Written task: Show every line containing "overly" by copying it.

The data:
##########

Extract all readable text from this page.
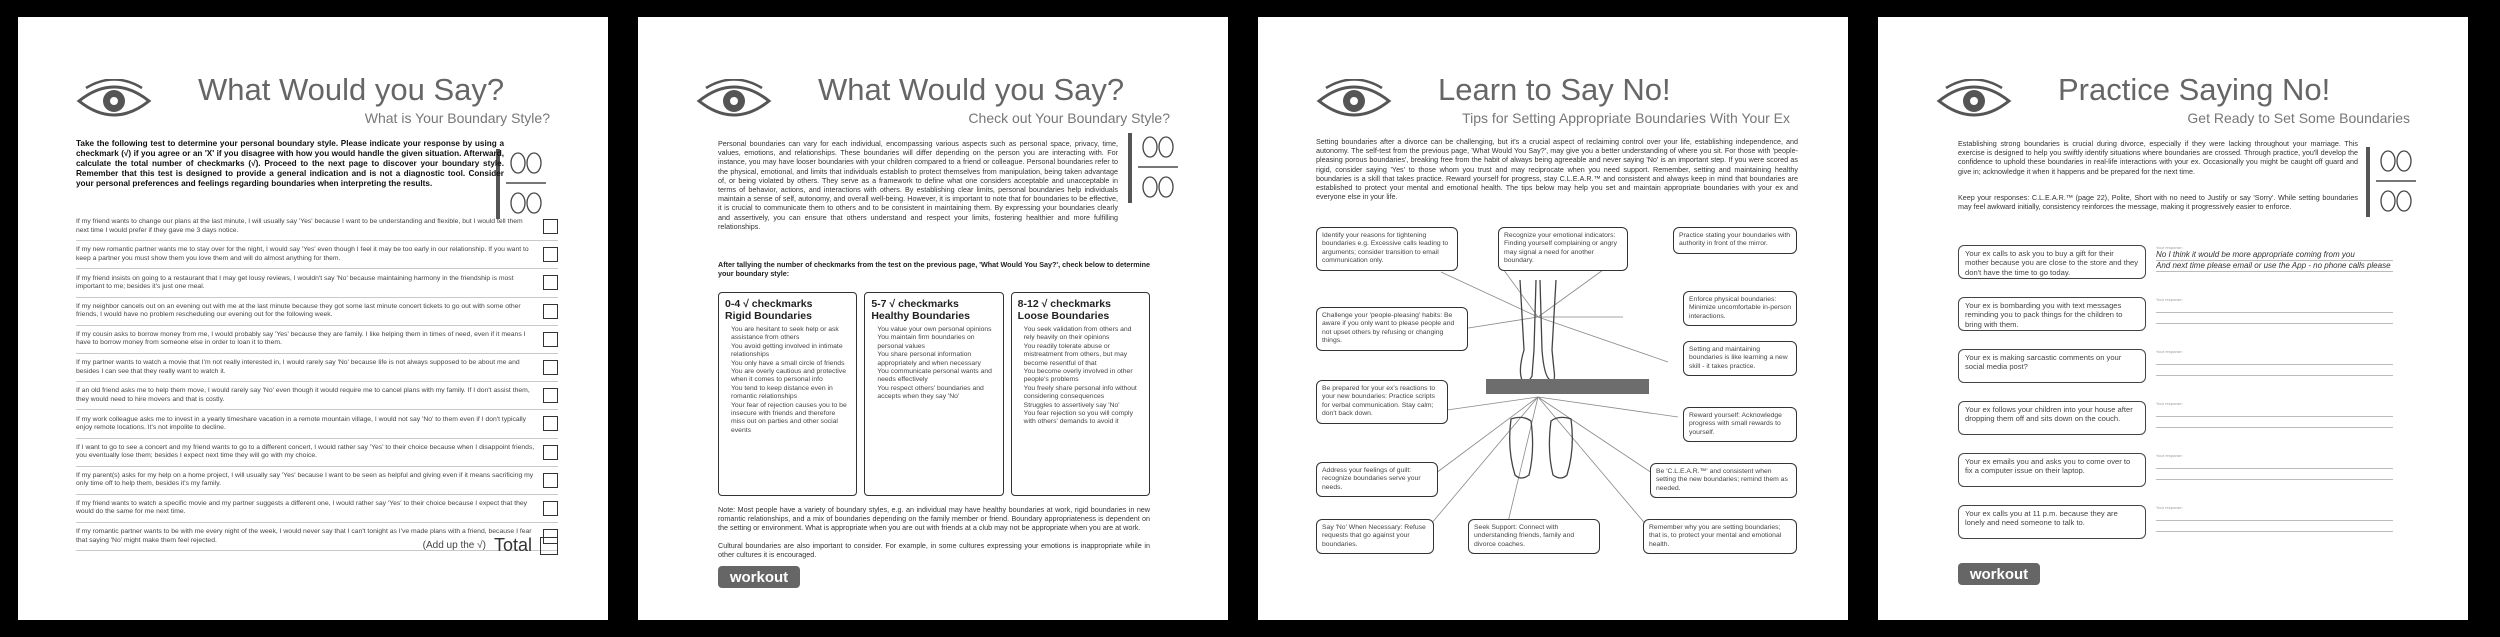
What Would you Say?
What is Your Boundary Style?
Take the following test to determine your personal boundary style. Please indicate your response by using a checkmark (√) if you agree or an 'X' if you disagree with how you would handle the given situation. Afterward, calculate the total number of checkmarks (√). Proceed to the next page to discover your boundary style. Remember that this test is designed to provide a general indication and is not a diagnostic tool. Consider your personal preferences and feelings regarding boundaries when interpreting the results.
If my friend wants to change our plans at the last minute, I will usually say 'Yes' because I want to be understanding and flexible, but I would tell them next time I would prefer if they gave me 3 days notice.
If my new romantic partner wants me to stay over for the night, I would say 'Yes' even though I feel it may be too early in our relationship. If you want to keep a partner you must show them you love them and will do almost anything for them.
If my friend insists on going to a restaurant that I may get lousy reviews, I wouldn't say 'No' because maintaining harmony in the friendship is most important to me; besides it's just one meal.
If my neighbor cancels out on an evening out with me at the last minute because they got some last minute concert tickets to go out with some other friends, I would have no problem rescheduling our evening out for the following week.
If my cousin asks to borrow money from me, I would probably say 'Yes' because they are family. I like helping them in times of need, even if it means I have to borrow money from someone else in order to loan it to them.
If my partner wants to watch a movie that I'm not really interested in, I would rarely say 'No' because life is not always supposed to be about me and besides I can see that they really want to watch it.
If an old friend asks me to help them move, I would rarely say 'No' even though it would require me to cancel plans with my family. If I don't assist them, they would need to hire movers and that is costly.
If my work colleague asks me to invest in a yearly timeshare vacation in a remote mountain village, I would not say 'No' to them even if I don't typically enjoy remote locations. It's not impolite to decline.
If I want to go to see a concert and my friend wants to go to a different concert, I would rather say 'Yes' to their choice because when I disappoint friends, you eventually lose them; besides I expect next time they will go with my choice.
If my parent(s) asks for my help on a home project, I will usually say 'Yes' because I want to be seen as helpful and giving even if it means sacrificing my only time off to help them, besides it's my family.
If my friend wants to watch a specific movie and my partner suggests a different one, I would rather say 'Yes' to their choice because I expect that they would do the same for me next time.
If my romantic partner wants to be with me every night of the week, I would never say that I can't tonight as I've made plans with a friend, because I fear that saying 'No' might make them feel rejected.	(Add up the √) Total
What Would you Say?
Check out Your Boundary Style?
Personal boundaries can vary for each individual, encompassing various aspects such as personal space, privacy, time, values, emotions, and relationships. These boundaries will differ depending on the person you are interacting with. For instance, you may have looser boundaries with your children compared to a friend or colleague. Personal boundaries refer to the physical, emotional, and limits that individuals establish to protect themselves from manipulation, being taken advantage of, or being violated by others. They serve as a framework to define what one considers acceptable and unacceptable in terms of behavior, actions, and interactions with others. By establishing clear limits, personal boundaries help individuals maintain a sense of self, autonomy, and overall well-being. However, it is important to note that for boundaries to be effective, it is crucial to communicate them to others and to be consistent in maintaining them. By expressing your boundaries clearly and assertively, you can ensure that others understand and respect your limits, fostering healthier and more fulfilling relationships.
After tallying the number of checkmarks from the test on the previous page, 'What Would You Say?', check below to determine your boundary style:
0-4 √ checkmarks
Rigid Boundaries
You are hesitant to seek help or ask assistance from others
You avoid getting involved in intimate relationships
You only have a small circle of friends
You are overly cautious and protective when it comes to personal info
You tend to keep distance even in romantic relationships
Your fear of rejection causes you to be insecure with friends and therefore miss out on parties and other social events
5-7 √ checkmarks
Healthy Boundaries
You value your own personal opinions
You maintain firm boundaries on personal values
You share personal information appropriately and when necessary
You communicate personal wants and needs effectively
You respect others' boundaries and accepts when they say 'No'
8-12 √ checkmarks
Loose Boundaries
You seek validation from others and rely heavily on their opinions
You readily tolerate abuse or mistreatment from others, but may become resentful of that
You become overly involved in other people's problems
You freely share personal info without considering consequences
Struggles to assertively say 'No'
You fear rejection so you will comply with others' demands to avoid it
Note: Most people have a variety of boundary styles, e.g. an individual may have healthy boundaries at work, rigid boundaries in new romantic relationships, and a mix of boundaries depending on the family member or friend. Boundary appropriateness is dependent on the setting or environment. What is appropriate when you are out with friends at a club may not be appropriate when you are at work.
Cultural boundaries are also important to consider. For example, in some cultures expressing your emotions is inappropriate while in other cultures it is encouraged.
workout
Learn to Say No!
Tips for Setting Appropriate Boundaries With Your Ex
Setting boundaries after a divorce can be challenging, but it's a crucial aspect of reclaiming control over your life, establishing independence, and autonomy. The self-test from the previous page, 'What Would You Say?', may give you a better understanding of where you sit. For those with 'people-pleasing porous boundaries', breaking free from the habit of always being agreeable and never saying 'No' is an important step. If you were scored as rigid, consider saying 'Yes' to those whom you trust and may reciprocate when you need support. Remember, setting and maintaining healthy boundaries is a skill that takes practice. Reward yourself for progress, stay C.L.E.A.R.™ and consistent and always keep in mind that boundaries are established to protect your mental and emotional health. The tips below may help you set and maintain appropriate boundaries with your ex and everyone else in your life.
Identify your reasons for tightening boundaries e.g. Excessive calls leading to arguments; consider transition to email communication only.
Recognize your emotional indicators: Finding yourself complaining or angry may signal a need for another boundary.
Practice stating your boundaries with authority in front of the mirror.
Challenge your 'people-pleasing' habits: Be aware if you only want to please people and not upset others by refusing or changing things.
Enforce physical boundaries: Minimize uncomfortable in-person interactions.
Setting and maintaining boundaries is like learning a new skill - it takes practice.
Be prepared for your ex's reactions to your new boundaries: Practice scripts for verbal communication. Stay calm; don't back down.	Reward yourself: Acknowledge progress with small rewards to yourself.
Address your feelings of guilt: recognize boundaries serve your needs.
Be 'C.L.E.A.R.™' and consistent when setting the new boundaries; remind them as needed.
Say 'No' When Necessary: Refuse requests that go against your boundaries.
Seek Support: Connect with understanding friends, family and divorce coaches.
Remember why you are setting boundaries; that is, to protect your mental and emotional health.
Practice Saying No!
Get Ready to Set Some Boundaries
Establishing strong boundaries is crucial during divorce, especially if they were lacking throughout your marriage. This exercise is designed to help you swiftly identify situations where boundaries are crossed. Through practice, you'll develop the confidence to uphold these boundaries in real-life interactions with your ex. Occasionally you might be caught off guard and give in; acknowledge it when it happens and be prepared for the next time.
Keep your responses: C.L.E.A.R.™ (page 22), Polite, Short with no need to Justify or say 'Sorry'. While setting boundaries may feel awkward initially, consistency reinforces the message, making it progressively easier to enforce.
Your ex calls to ask you to buy a gift for their mother because you are close to the store and they don't have the time to go today.
Your response:
No I think it would be more appropriate coming from you
And next time please email or use the App - no phone calls please
Your ex is bombarding you with text messages reminding you to pack things for the children to bring with them.
Your response:
Your ex is making sarcastic comments on your social media post?
Your response:
Your ex follows your children into your house after dropping them off and sits down on the couch.
Your response:
Your ex emails you and asks you to come over to fix a computer issue on their laptop.
Your response:
Your ex calls you at 11 p.m. because they are lonely and need someone to talk to.
Your response:
workout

##########

Answer in full:
You are overly cautious and protective when it comes to personal info
You become overly involved in other people's problems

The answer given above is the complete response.